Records
****************
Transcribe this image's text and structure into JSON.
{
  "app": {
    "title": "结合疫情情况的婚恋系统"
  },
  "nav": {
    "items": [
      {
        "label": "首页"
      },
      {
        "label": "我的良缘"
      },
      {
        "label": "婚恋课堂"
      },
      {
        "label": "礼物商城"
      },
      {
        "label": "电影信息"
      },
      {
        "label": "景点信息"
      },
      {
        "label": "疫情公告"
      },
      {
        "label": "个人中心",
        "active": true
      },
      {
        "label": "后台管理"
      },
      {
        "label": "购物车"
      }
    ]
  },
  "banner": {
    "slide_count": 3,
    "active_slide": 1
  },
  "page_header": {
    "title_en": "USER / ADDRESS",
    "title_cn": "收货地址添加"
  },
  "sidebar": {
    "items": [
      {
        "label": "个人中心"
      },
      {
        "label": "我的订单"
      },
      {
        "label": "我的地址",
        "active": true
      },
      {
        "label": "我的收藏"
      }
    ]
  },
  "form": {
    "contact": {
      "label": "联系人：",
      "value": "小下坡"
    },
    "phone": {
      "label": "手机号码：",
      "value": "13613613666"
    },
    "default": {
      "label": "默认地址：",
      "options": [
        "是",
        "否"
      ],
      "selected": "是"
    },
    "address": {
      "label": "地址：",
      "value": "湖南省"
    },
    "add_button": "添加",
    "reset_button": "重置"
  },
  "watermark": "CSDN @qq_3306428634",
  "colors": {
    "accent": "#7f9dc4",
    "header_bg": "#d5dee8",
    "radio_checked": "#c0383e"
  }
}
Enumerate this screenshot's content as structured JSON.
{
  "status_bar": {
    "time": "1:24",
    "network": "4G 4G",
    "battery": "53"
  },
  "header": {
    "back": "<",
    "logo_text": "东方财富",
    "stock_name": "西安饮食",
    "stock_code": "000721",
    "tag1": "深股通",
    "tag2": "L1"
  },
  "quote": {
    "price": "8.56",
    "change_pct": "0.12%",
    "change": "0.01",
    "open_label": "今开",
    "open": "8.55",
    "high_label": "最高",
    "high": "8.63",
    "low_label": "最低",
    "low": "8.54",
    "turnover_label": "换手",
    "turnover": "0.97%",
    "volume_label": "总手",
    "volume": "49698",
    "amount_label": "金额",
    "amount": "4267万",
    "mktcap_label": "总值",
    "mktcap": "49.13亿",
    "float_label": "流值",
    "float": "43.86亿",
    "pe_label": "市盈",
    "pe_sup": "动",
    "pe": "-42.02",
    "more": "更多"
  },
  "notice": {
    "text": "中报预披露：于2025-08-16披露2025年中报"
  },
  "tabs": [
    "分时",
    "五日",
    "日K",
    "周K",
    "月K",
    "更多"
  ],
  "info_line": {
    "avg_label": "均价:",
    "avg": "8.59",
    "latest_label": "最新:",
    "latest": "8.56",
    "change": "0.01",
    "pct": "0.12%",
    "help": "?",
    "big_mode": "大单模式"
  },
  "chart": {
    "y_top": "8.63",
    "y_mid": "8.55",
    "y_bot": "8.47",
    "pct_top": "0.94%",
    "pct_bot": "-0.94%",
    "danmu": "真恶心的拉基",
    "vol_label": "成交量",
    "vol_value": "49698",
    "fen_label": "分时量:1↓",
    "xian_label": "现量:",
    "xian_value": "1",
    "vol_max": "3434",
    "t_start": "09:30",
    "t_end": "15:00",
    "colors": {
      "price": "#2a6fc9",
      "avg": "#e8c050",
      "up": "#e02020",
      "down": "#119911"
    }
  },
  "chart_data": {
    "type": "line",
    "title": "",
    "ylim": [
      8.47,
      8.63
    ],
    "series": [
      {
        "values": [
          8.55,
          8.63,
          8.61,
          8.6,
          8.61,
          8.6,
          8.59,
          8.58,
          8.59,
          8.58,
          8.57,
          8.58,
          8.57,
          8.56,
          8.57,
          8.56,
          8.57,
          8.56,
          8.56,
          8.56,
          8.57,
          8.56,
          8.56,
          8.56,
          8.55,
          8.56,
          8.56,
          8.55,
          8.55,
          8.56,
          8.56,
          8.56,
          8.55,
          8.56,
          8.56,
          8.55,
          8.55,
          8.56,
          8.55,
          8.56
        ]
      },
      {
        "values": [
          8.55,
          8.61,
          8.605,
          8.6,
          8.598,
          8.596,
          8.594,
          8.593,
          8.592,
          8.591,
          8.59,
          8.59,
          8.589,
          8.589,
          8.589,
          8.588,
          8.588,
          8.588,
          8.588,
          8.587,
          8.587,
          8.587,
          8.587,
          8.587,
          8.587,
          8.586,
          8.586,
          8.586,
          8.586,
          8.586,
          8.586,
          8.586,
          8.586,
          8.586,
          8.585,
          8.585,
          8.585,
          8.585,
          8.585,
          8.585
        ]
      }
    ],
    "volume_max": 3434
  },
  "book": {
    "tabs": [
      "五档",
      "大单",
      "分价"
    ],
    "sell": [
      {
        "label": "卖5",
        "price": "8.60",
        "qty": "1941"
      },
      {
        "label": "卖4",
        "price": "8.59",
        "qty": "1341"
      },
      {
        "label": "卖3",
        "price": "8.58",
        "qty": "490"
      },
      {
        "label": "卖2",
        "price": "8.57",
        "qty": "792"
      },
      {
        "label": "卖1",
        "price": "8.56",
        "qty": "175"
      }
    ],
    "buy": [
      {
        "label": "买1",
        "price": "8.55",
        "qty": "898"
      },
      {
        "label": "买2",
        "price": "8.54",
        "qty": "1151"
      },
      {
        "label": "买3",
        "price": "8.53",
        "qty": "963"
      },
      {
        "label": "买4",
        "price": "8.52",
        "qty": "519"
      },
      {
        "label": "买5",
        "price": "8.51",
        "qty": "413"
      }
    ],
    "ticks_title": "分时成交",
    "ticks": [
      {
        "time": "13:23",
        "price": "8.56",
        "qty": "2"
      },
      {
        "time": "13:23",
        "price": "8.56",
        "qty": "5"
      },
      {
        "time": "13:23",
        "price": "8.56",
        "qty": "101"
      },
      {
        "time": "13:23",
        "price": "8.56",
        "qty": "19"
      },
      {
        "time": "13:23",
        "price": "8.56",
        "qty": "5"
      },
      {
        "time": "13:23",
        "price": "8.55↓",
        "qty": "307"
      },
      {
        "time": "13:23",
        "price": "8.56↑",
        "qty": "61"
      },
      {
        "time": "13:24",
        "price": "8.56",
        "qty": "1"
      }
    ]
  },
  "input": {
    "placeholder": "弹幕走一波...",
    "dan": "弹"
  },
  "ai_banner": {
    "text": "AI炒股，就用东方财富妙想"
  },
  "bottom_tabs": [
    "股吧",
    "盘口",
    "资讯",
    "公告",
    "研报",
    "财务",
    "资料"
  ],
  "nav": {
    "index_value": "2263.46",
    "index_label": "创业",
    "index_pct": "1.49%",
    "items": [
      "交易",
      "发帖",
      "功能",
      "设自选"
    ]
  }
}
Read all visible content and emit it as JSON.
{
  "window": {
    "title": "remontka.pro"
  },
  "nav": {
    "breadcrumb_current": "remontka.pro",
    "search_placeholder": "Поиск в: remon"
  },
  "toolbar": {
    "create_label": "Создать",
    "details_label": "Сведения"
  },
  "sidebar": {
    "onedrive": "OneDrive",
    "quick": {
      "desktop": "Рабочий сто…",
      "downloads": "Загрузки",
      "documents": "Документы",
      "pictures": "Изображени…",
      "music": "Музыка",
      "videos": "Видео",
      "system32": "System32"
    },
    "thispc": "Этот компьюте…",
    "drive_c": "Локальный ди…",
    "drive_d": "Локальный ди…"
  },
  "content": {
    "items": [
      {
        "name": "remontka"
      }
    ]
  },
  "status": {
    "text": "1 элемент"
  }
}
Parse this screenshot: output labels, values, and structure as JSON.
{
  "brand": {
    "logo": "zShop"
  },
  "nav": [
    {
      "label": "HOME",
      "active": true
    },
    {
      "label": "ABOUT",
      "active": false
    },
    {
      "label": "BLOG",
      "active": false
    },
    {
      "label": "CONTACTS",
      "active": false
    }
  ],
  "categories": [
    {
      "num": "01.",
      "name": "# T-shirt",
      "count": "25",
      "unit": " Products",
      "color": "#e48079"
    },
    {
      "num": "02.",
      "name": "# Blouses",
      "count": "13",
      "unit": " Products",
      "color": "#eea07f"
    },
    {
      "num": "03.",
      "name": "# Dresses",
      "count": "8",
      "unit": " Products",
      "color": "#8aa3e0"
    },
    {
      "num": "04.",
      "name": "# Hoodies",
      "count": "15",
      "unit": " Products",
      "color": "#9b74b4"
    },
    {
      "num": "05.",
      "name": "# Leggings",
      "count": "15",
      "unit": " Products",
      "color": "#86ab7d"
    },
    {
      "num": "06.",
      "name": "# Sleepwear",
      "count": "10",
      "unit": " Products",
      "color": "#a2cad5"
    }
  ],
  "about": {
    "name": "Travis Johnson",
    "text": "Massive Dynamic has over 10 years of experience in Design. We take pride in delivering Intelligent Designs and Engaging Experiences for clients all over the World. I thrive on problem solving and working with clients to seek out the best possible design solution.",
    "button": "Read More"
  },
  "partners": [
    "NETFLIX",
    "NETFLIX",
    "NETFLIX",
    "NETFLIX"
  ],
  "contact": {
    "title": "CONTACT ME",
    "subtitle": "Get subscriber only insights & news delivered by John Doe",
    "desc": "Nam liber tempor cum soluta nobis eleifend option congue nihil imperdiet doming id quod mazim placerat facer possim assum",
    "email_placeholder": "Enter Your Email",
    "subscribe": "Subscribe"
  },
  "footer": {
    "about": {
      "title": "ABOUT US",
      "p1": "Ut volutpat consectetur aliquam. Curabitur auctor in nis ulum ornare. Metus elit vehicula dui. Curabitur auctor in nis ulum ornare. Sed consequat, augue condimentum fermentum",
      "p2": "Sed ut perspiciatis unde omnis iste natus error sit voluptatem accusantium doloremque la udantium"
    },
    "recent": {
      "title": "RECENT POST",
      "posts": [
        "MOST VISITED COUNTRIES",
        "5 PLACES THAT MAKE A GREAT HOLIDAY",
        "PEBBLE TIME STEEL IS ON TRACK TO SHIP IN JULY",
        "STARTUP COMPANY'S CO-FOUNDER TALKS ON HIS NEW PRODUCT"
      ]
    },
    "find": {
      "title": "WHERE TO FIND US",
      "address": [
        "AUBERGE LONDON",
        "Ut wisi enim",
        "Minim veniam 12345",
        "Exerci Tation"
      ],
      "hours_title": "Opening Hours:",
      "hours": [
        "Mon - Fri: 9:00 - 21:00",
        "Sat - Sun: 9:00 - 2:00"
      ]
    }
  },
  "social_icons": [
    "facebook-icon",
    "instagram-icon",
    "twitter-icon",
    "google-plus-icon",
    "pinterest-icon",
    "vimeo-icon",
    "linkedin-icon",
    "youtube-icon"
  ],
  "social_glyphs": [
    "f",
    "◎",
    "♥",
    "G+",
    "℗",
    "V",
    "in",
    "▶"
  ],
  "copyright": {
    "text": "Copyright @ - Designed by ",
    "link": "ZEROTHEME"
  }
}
****************
TASK TO COMPLETE »
Gather each line of the listing containing the word "content" and show it.

ANSWER »
Enumerate this screenshot's content as structured JSON.
Read all visible content and emit it as JSON.
  "content": {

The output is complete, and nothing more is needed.